Vorliegender Text.
--------------------------------------------------

# Guten MediaPlayer



## MOD4ever (30. Oktober 2006)

Hi,

ich suche schon länger einen MediaPlayer, der Audiodateien (hauptsächlich mp3's) abspielen kann und bei dem man nicht immer wegen einer neuen mp3, eine ganz neue Playlist erstellen muss, oder die Datei suchen und hinzufügen.

Kennt jemand so einen Player?

Danke schonmal!
MfG mod4ever


----------



## FingerSkill (31. Oktober 2006)

Ich kann nur sagen wenns um Medien geht VLC.

http://www.videolan.org/


----------



## MOD4ever (31. Oktober 2006)

Den hab ich schon und der ist auch richtig gut für Filme, aber für Musik nicht wirklich.

MfG mod4ever


----------



## Iceripper (31. Oktober 2006)

Huhu,

erfüllt Winamp nicht deinen Zweck?
Du musst ja keine Playlisten verwalten, einfach die gewünschten Lieder reinziehen oder auf ein einzelnes doppelklicken.
Ansonsten, kannst du dir mal noch Foobar 200 anschauen (http://www.foobar2000.org).
Simpler aber guter Musik Player.

Mfg Andy


----------

--------------------------------------------------

Bereitgestelltes Material.
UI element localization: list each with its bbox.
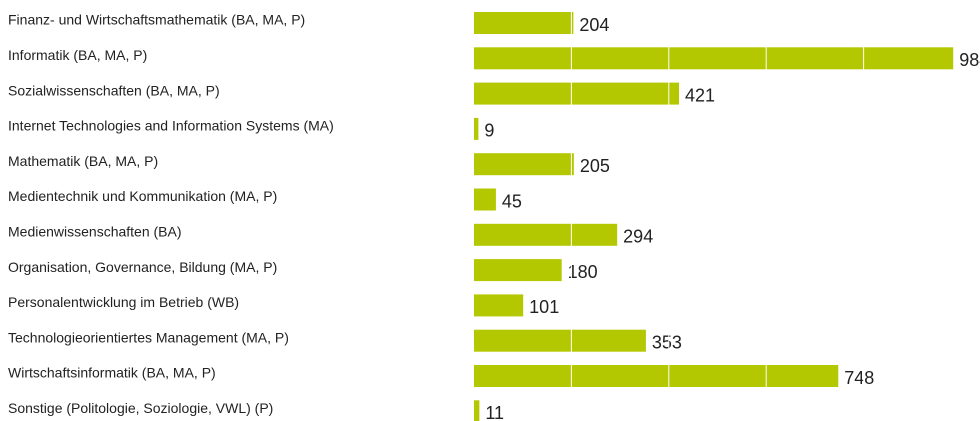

--------------------------------------------------

Aufgabenstellung. Führen Sie alle Beiträge des Forumsthreads zur Suche nach einem MediaPlayer in ihrer Reihenfolge auf. Nennen Sie zu jedem den Verfasser und das Datum, wie sie in der Überschrift des Beitrags stehen.

Lösung.
1. MOD4ever, 30. Oktober 2006
2. FingerSkill, 31. Oktober 2006
3. MOD4ever, 31. Oktober 2006
4. Iceripper, 31. Oktober 2006